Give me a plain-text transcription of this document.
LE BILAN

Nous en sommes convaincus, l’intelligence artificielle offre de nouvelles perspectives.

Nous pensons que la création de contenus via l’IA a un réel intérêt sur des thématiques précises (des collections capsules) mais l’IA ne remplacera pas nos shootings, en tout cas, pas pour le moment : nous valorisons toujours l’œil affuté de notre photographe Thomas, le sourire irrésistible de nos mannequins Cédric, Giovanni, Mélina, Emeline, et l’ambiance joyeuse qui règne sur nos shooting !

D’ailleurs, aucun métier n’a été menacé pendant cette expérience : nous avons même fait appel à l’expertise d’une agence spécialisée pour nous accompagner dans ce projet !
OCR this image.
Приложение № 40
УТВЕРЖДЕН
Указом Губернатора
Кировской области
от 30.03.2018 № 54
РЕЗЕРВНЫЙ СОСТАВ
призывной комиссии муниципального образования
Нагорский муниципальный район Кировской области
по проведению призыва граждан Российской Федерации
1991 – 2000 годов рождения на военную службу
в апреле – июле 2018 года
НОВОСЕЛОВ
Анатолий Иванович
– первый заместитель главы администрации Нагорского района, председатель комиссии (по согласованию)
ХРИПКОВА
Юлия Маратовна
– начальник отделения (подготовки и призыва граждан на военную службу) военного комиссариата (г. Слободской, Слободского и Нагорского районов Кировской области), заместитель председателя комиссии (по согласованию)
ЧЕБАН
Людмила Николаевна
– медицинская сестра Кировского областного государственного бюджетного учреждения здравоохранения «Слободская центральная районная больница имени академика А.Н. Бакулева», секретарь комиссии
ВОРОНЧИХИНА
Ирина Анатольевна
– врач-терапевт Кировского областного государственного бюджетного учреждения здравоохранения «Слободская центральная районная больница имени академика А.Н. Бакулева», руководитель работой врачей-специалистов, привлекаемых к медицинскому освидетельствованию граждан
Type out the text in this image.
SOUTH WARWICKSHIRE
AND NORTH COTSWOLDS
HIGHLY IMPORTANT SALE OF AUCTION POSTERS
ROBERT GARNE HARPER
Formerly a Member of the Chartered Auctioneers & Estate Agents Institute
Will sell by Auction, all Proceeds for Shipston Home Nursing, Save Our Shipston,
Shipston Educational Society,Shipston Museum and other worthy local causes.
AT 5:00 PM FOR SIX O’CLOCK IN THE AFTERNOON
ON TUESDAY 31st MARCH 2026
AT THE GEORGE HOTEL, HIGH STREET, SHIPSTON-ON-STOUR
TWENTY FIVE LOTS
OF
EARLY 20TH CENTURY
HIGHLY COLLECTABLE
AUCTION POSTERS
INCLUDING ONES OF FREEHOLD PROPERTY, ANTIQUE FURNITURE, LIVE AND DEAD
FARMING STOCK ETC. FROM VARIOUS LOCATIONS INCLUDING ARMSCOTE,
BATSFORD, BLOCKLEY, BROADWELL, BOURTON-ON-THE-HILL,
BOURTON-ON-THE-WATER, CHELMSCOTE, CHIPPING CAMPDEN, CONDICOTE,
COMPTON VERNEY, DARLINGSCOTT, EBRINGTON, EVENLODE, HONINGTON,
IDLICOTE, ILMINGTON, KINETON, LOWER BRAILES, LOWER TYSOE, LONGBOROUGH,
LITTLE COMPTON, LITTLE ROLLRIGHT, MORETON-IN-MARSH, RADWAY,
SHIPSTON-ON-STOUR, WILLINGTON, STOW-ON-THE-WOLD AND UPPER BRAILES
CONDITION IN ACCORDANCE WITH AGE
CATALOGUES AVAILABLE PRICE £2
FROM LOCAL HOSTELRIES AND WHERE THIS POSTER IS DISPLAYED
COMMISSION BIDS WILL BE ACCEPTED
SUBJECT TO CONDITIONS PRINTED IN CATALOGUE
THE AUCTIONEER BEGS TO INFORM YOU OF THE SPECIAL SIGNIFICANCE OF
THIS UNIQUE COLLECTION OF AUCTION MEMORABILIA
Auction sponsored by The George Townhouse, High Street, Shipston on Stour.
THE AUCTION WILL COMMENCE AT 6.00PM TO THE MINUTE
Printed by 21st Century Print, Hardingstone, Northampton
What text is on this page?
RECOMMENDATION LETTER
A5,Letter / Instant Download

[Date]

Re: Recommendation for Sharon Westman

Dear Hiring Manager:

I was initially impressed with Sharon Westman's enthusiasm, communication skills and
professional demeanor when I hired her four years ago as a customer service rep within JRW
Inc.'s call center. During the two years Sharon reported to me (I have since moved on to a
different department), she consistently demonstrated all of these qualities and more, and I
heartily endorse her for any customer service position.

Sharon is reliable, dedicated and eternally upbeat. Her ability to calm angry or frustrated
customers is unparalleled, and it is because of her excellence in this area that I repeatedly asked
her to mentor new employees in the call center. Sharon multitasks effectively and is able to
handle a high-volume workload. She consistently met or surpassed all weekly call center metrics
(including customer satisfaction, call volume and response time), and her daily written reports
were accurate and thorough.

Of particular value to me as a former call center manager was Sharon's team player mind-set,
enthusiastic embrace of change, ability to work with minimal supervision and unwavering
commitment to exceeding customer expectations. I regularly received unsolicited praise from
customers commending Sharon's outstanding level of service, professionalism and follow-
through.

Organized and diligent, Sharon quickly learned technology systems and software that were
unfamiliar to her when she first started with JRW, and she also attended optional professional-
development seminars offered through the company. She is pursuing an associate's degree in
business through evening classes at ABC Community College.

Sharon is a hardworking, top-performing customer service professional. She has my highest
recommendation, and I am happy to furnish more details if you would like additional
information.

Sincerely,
★ ★ ★ ★ ★
Short task → Take the lines above and print them exactly.

Full output →
Give me a plain-text transcription of this document.
LE BILAN

Nous en sommes convaincus, l’intelligence artificielle offre de nouvelles perspectives.

Nous pensons que la création de contenus via l’IA a un réel intérêt sur des thématiques précises (des collections capsules) mais l’IA ne remplacera pas nos shootings, en tout cas, pas pour le moment : nous valorisons toujours l’œil affuté de notre photographe Thomas, le sourire irrésistible de nos mannequins Cédric, Giovanni, Mélina, Emeline, et l’ambiance joyeuse qui règne sur nos shooting !

D’ailleurs, aucun métier n’a été menacé pendant cette expérience : nous avons même fait appel à l’expertise d’une agence spécialisée pour nous accompagner dans ce projet !
OCR this image.
Приложение № 40
УТВЕРЖДЕН
Указом Губернатора
Кировской области
от 30.03.2018 № 54
РЕЗЕРВНЫЙ СОСТАВ
призывной комиссии муниципального образования
Нагорский муниципальный район Кировской области
по проведению призыва граждан Российской Федерации
1991 – 2000 годов рождения на военную службу
в апреле – июле 2018 года
НОВОСЕЛОВ
Анатолий Иванович
– первый заместитель главы администрации Нагорского района, председатель комиссии (по согласованию)
ХРИПКОВА
Юлия Маратовна
– начальник отделения (подготовки и призыва граждан на военную службу) военного комиссариата (г. Слободской, Слободского и Нагорского районов Кировской области), заместитель председателя комиссии (по согласованию)
ЧЕБАН
Людмила Николаевна
– медицинская сестра Кировского областного государственного бюджетного учреждения здравоохранения «Слободская центральная районная больница имени академика А.Н. Бакулева», секретарь комиссии
ВОРОНЧИХИНА
Ирина Анатольевна
– врач-терапевт Кировского областного государственного бюджетного учреждения здравоохранения «Слободская центральная районная больница имени академика А.Н. Бакулева», руководитель работой врачей-специалистов, привлекаемых к медицинскому освидетельствованию граждан
Type out the text in this image.
SOUTH WARWICKSHIRE
AND NORTH COTSWOLDS
HIGHLY IMPORTANT SALE OF AUCTION POSTERS
ROBERT GARNE HARPER
Formerly a Member of the Chartered Auctioneers & Estate Agents Institute
Will sell by Auction, all Proceeds for Shipston Home Nursing, Save Our Shipston,
Shipston Educational Society,Shipston Museum and other worthy local causes.
AT 5:00 PM FOR SIX O’CLOCK IN THE AFTERNOON
ON TUESDAY 31st MARCH 2026
AT THE GEORGE HOTEL, HIGH STREET, SHIPSTON-ON-STOUR
TWENTY FIVE LOTS
OF
EARLY 20TH CENTURY
HIGHLY COLLECTABLE
AUCTION POSTERS
INCLUDING ONES OF FREEHOLD PROPERTY, ANTIQUE FURNITURE, LIVE AND DEAD
FARMING STOCK ETC. FROM VARIOUS LOCATIONS INCLUDING ARMSCOTE,
BATSFORD, BLOCKLEY, BROADWELL, BOURTON-ON-THE-HILL,
BOURTON-ON-THE-WATER, CHELMSCOTE, CHIPPING CAMPDEN, CONDICOTE,
COMPTON VERNEY, DARLINGSCOTT, EBRINGTON, EVENLODE, HONINGTON,
IDLICOTE, ILMINGTON, KINETON, LOWER BRAILES, LOWER TYSOE, LONGBOROUGH,
LITTLE COMPTON, LITTLE ROLLRIGHT, MORETON-IN-MARSH, RADWAY,
SHIPSTON-ON-STOUR, WILLINGTON, STOW-ON-THE-WOLD AND UPPER BRAILES
CONDITION IN ACCORDANCE WITH AGE
CATALOGUES AVAILABLE PRICE £2
FROM LOCAL HOSTELRIES AND WHERE THIS POSTER IS DISPLAYED
COMMISSION BIDS WILL BE ACCEPTED
SUBJECT TO CONDITIONS PRINTED IN CATALOGUE
THE AUCTIONEER BEGS TO INFORM YOU OF THE SPECIAL SIGNIFICANCE OF
THIS UNIQUE COLLECTION OF AUCTION MEMORABILIA
Auction sponsored by The George Townhouse, High Street, Shipston on Stour.
THE AUCTION WILL COMMENCE AT 6.00PM TO THE MINUTE
Printed by 21st Century Print, Hardingstone, Northampton
What text is on this page?
RECOMMENDATION LETTER
A5,Letter / Instant Download

[Date]

Re: Recommendation for Sharon Westman

Dear Hiring Manager:

I was initially impressed with Sharon Westman's enthusiasm, communication skills and
professional demeanor when I hired her four years ago as a customer service rep within JRW
Inc.'s call center. During the two years Sharon reported to me (I have since moved on to a
different department), she consistently demonstrated all of these qualities and more, and I
heartily endorse her for any customer service position.

Sharon is reliable, dedicated and eternally upbeat. Her ability to calm angry or frustrated
customers is unparalleled, and it is because of her excellence in this area that I repeatedly asked
her to mentor new employees in the call center. Sharon multitasks effectively and is able to
handle a high-volume workload. She consistently met or surpassed all weekly call center metrics
(including customer satisfaction, call volume and response time), and her daily written reports
were accurate and thorough.

Of particular value to me as a former call center manager was Sharon's team player mind-set,
enthusiastic embrace of change, ability to work with minimal supervision and unwavering
commitment to exceeding customer expectations. I regularly received unsolicited praise from
customers commending Sharon's outstanding level of service, professionalism and follow-
through.

Organized and diligent, Sharon quickly learned technology systems and software that were
unfamiliar to her when she first started with JRW, and she also attended optional professional-
development seminars offered through the company. She is pursuing an associate's degree in
business through evening classes at ABC Community College.

Sharon is a hardworking, top-performing customer service professional. She has my highest
recommendation, and I am happy to furnish more details if you would like additional
information.

Sincerely,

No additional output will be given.